◆ EXERCISE OBJECTIVE: Scan the lines below for the word "Dear". Copy each line you find it in.

◆ Extracted records:
========================================
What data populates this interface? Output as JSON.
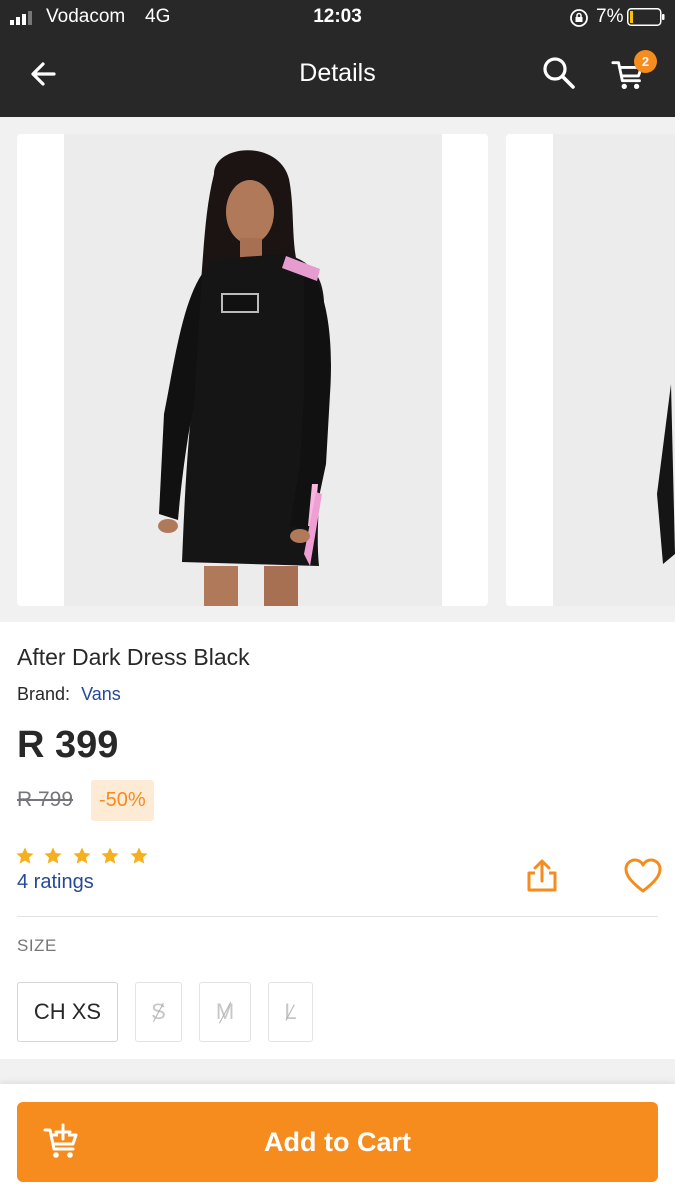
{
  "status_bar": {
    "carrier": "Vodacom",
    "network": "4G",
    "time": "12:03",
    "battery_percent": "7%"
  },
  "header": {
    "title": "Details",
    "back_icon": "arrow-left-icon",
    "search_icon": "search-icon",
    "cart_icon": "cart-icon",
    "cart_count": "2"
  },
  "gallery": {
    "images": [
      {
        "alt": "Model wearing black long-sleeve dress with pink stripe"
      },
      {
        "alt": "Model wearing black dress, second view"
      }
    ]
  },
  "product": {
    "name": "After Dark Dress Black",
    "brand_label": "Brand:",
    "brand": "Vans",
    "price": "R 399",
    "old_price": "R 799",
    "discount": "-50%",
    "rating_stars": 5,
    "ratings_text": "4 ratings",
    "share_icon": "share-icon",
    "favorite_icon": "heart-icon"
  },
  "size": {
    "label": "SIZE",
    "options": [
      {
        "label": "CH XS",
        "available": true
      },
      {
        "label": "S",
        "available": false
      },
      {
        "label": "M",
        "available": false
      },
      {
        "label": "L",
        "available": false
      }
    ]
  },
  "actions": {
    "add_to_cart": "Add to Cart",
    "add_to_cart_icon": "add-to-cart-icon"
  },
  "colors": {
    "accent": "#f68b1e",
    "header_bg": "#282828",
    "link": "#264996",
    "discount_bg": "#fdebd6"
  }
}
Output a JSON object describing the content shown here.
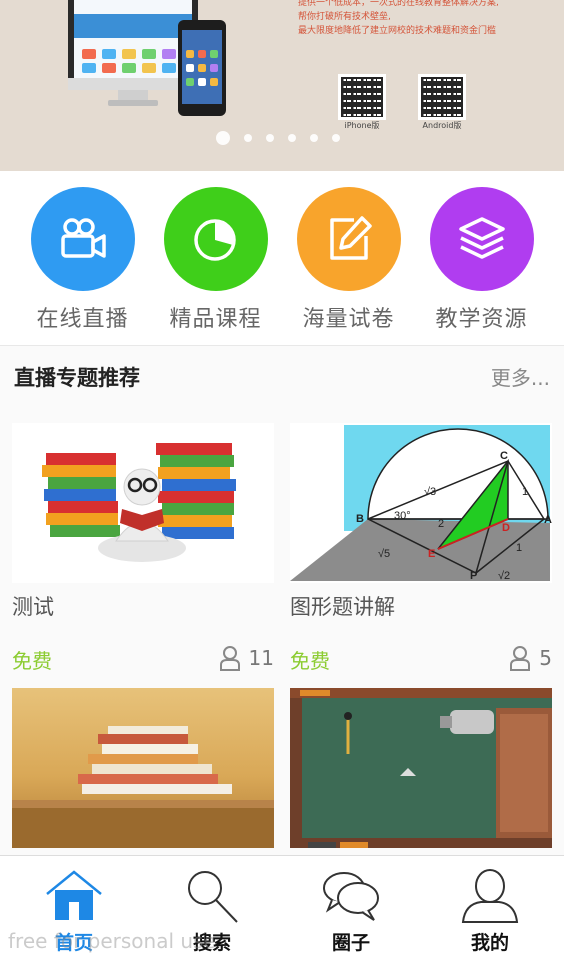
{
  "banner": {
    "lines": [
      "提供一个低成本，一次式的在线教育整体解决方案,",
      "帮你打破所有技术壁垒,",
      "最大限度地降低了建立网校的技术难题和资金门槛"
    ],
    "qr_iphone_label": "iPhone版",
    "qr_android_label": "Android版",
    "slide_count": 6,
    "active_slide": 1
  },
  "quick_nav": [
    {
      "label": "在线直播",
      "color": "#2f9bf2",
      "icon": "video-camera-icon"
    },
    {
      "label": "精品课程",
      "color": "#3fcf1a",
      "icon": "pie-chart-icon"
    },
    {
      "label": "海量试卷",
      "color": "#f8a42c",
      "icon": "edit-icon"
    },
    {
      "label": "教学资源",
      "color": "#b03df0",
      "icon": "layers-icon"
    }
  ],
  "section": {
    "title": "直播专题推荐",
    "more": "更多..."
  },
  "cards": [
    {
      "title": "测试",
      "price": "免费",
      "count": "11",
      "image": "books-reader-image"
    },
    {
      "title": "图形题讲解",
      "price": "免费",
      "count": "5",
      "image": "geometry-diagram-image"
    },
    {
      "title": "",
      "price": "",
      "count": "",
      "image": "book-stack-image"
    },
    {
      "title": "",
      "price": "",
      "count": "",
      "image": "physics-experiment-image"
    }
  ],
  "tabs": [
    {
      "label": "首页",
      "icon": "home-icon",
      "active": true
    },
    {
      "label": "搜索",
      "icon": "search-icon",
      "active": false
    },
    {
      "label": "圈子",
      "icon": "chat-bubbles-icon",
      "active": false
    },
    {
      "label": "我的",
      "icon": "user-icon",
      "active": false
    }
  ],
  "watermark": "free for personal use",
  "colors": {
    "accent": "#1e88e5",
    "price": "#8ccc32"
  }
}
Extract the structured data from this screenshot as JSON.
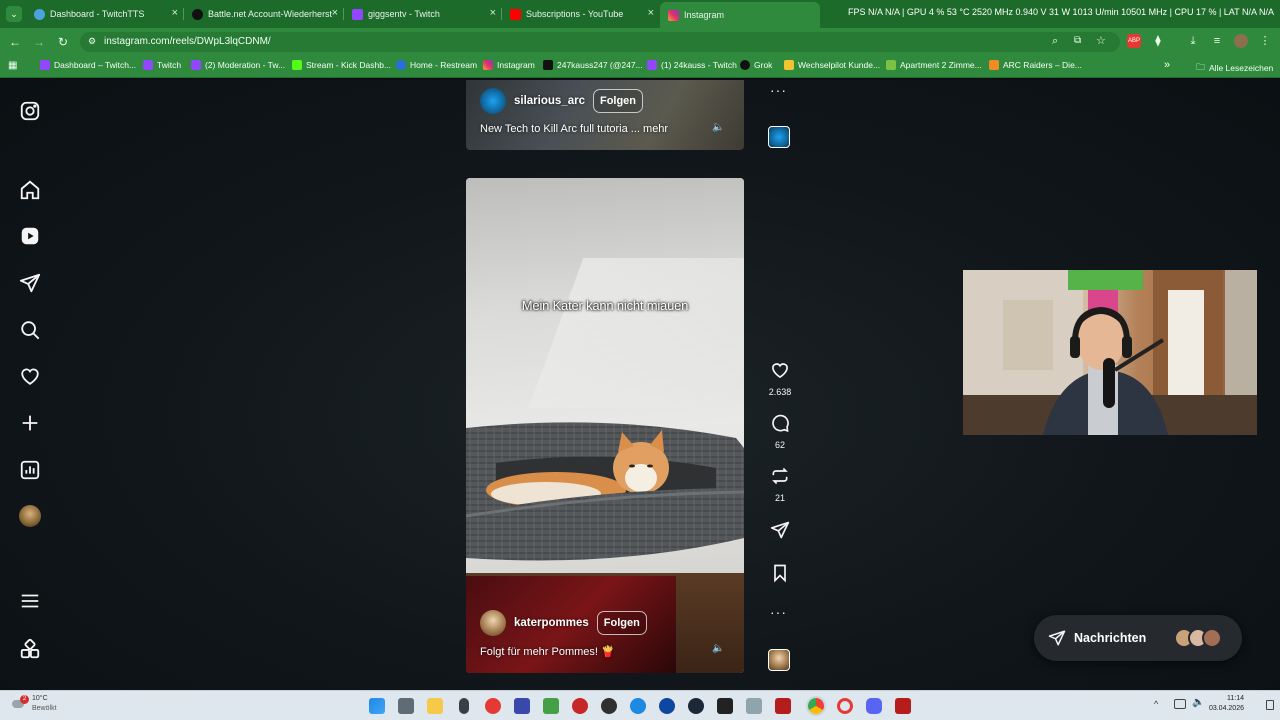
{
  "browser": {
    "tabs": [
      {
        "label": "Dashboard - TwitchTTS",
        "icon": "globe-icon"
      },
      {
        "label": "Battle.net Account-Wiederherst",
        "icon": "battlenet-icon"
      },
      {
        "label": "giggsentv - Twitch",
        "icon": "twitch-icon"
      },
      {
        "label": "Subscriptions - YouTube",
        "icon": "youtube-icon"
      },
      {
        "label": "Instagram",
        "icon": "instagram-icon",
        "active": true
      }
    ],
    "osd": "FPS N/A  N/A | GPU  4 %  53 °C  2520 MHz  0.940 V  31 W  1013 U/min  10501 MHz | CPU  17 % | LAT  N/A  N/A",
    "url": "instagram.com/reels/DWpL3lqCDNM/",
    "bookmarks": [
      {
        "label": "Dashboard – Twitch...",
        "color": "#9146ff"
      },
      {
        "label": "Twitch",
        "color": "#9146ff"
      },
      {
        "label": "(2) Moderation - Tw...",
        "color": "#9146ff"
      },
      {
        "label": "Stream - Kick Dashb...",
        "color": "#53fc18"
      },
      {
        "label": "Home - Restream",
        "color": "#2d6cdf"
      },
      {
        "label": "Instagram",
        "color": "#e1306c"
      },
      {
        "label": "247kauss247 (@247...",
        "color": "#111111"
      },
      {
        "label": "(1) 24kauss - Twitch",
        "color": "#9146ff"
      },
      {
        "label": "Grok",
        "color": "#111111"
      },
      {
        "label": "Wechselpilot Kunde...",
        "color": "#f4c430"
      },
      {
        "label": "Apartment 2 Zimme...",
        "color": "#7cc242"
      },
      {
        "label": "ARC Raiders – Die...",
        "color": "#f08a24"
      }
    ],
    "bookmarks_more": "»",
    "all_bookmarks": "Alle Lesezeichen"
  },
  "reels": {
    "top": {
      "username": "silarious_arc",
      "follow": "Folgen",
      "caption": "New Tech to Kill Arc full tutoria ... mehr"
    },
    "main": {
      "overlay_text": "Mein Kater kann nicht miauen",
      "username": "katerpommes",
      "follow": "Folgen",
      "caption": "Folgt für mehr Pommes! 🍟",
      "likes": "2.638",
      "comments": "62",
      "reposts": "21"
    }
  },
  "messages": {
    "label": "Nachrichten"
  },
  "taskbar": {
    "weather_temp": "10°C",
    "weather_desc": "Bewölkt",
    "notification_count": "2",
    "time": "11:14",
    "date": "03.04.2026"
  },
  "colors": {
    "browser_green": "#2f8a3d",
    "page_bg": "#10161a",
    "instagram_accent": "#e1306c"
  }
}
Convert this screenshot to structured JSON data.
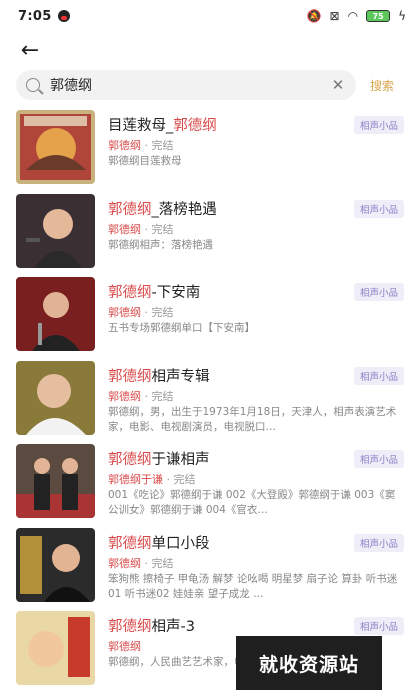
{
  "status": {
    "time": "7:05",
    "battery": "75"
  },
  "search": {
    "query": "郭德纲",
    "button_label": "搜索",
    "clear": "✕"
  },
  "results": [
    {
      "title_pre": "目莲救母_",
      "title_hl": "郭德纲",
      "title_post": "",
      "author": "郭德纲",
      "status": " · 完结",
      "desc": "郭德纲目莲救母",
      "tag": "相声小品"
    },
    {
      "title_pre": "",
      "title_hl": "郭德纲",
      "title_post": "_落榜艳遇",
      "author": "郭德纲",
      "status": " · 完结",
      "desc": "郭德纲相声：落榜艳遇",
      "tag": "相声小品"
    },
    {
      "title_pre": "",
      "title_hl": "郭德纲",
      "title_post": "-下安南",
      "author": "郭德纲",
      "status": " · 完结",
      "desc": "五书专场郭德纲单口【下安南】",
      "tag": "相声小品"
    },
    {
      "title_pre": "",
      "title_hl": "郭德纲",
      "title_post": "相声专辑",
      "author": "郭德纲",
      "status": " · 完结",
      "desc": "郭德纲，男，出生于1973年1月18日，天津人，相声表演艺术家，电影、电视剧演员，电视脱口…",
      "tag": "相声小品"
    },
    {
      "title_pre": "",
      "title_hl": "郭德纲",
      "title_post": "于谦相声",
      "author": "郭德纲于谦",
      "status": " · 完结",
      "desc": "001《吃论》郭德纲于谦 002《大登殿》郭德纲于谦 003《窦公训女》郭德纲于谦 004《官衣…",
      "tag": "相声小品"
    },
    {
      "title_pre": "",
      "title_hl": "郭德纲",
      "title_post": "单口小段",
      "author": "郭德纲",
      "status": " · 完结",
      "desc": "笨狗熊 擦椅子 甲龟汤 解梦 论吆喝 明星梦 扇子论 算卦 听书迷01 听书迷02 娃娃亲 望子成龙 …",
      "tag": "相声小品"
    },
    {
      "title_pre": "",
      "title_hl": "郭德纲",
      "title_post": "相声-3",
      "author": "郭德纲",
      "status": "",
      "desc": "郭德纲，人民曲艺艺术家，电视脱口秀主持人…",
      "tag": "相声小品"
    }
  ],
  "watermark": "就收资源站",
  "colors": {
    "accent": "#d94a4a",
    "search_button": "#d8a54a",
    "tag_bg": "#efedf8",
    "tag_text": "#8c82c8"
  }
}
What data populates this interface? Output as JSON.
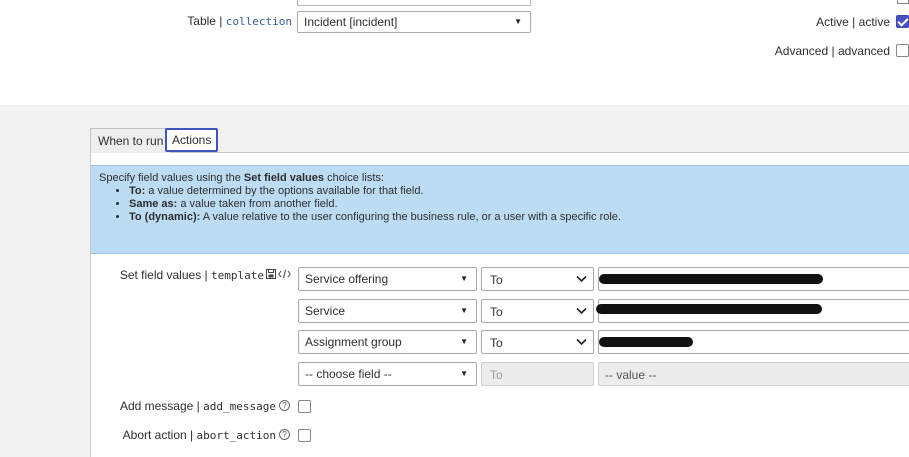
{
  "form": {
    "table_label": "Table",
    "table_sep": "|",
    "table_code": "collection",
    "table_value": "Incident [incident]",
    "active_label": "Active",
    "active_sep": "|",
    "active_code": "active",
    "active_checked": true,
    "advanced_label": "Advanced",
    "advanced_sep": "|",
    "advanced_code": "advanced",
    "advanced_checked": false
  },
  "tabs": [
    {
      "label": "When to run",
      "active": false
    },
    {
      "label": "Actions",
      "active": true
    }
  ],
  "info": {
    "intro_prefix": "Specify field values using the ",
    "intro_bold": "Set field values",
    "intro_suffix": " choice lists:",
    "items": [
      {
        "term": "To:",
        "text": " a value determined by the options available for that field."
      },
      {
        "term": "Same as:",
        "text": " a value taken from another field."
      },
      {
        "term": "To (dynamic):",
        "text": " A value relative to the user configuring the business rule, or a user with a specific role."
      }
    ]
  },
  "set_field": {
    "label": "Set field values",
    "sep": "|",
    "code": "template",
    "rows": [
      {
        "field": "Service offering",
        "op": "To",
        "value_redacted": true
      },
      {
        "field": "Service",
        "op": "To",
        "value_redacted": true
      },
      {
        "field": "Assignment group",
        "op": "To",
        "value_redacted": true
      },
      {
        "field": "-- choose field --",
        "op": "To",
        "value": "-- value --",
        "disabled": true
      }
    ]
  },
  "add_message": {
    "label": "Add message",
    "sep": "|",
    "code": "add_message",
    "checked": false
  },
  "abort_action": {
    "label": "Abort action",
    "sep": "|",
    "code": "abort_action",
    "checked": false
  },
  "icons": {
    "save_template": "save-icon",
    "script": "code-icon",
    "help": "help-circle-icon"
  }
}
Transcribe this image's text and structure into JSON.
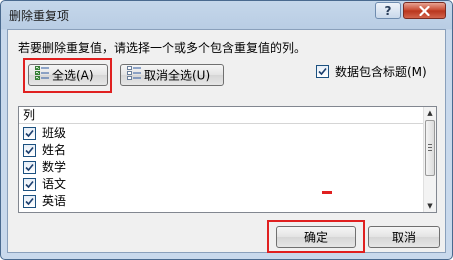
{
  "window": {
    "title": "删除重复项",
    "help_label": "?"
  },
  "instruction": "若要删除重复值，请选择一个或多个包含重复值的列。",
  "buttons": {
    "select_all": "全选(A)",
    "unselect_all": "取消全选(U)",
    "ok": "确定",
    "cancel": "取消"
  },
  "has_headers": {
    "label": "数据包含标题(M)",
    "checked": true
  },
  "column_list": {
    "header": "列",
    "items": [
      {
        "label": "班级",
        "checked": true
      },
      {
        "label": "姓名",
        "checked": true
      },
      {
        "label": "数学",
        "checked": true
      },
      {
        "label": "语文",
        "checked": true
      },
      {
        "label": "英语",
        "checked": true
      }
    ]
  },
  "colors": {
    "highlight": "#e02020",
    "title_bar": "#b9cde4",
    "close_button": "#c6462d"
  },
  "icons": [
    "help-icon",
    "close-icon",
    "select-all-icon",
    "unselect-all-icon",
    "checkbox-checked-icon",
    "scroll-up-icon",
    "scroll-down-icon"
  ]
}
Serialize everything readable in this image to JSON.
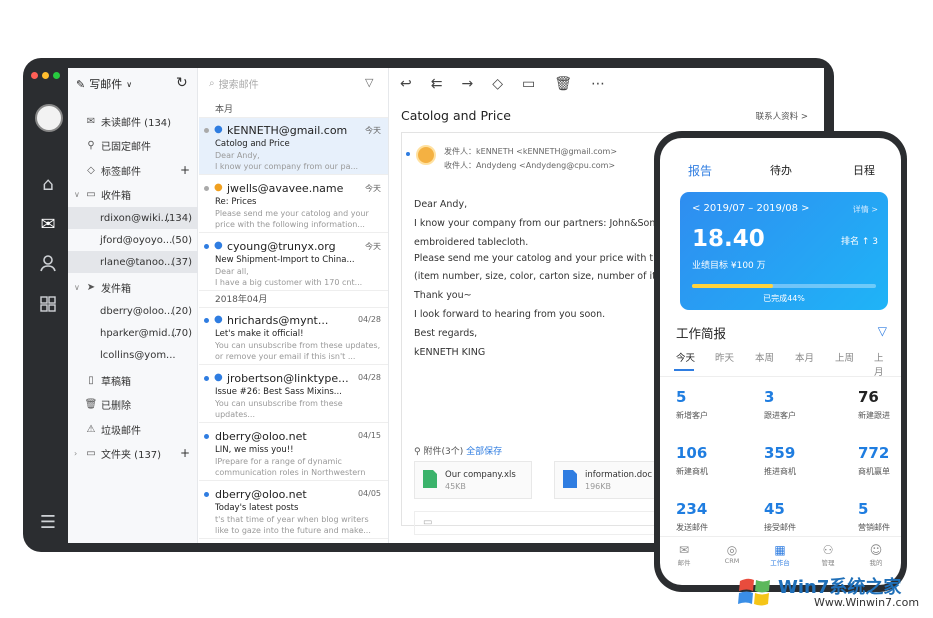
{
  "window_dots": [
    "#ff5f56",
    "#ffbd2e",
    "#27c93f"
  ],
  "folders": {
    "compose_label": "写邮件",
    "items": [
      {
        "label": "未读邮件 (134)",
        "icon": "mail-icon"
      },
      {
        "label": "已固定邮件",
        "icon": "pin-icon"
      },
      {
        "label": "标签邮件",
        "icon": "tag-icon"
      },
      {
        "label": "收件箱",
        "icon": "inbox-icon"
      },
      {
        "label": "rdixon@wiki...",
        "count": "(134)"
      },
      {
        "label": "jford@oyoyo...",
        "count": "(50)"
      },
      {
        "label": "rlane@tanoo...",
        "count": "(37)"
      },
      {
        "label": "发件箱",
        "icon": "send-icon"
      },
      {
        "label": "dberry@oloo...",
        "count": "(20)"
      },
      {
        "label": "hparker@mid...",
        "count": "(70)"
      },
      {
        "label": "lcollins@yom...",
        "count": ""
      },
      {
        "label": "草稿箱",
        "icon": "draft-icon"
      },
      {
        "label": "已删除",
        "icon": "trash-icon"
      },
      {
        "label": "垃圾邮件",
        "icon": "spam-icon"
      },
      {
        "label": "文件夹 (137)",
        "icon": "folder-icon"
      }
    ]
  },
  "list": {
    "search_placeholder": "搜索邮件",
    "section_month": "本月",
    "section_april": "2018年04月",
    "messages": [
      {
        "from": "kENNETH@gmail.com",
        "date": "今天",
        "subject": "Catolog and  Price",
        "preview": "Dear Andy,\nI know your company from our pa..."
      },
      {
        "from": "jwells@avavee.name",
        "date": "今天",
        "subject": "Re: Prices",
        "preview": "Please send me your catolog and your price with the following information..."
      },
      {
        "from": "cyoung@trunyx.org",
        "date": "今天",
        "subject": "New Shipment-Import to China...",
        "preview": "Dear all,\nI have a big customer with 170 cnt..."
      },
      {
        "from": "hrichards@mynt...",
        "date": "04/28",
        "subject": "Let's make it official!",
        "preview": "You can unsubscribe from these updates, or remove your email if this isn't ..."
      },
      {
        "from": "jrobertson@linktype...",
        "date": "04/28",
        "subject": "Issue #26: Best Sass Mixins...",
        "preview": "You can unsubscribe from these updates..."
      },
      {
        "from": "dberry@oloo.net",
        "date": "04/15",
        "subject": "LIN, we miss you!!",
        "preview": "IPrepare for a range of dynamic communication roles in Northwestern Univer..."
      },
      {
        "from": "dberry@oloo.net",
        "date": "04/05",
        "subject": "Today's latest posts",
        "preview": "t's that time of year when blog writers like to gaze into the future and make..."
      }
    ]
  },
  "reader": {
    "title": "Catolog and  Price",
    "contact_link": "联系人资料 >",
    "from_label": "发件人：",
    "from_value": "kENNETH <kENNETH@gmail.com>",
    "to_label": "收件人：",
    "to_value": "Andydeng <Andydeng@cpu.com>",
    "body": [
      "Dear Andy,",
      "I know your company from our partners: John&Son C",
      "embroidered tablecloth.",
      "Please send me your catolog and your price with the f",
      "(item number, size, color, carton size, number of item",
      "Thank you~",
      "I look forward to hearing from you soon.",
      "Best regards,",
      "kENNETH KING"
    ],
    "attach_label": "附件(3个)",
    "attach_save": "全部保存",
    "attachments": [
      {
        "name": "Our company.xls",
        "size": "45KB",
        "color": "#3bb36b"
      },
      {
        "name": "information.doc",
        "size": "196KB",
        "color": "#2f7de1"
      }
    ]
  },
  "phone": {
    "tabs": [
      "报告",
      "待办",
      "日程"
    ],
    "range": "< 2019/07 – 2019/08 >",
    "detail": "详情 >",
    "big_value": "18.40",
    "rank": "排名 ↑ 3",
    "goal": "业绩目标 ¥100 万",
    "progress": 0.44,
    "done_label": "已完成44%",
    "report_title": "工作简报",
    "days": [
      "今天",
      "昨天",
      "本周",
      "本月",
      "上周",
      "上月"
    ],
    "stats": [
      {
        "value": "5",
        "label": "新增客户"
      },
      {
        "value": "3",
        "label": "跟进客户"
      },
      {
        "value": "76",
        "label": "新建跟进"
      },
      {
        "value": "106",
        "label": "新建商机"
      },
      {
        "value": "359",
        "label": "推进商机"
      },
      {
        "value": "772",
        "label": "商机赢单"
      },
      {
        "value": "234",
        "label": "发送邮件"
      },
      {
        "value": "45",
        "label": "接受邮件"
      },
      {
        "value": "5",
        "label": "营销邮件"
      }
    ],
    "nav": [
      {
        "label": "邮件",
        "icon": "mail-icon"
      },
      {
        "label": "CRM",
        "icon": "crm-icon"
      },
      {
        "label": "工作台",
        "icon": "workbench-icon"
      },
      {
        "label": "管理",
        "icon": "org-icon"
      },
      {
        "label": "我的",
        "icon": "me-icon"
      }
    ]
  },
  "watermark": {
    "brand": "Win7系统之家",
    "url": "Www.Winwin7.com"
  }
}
========================================
◆ TASK RESULT:
        "preview": "Dear Andy,\nI know your company from our pa..."
        "preview": "Dear all,\nI have a big customer with 170 cnt..."
      "Dear Andy,",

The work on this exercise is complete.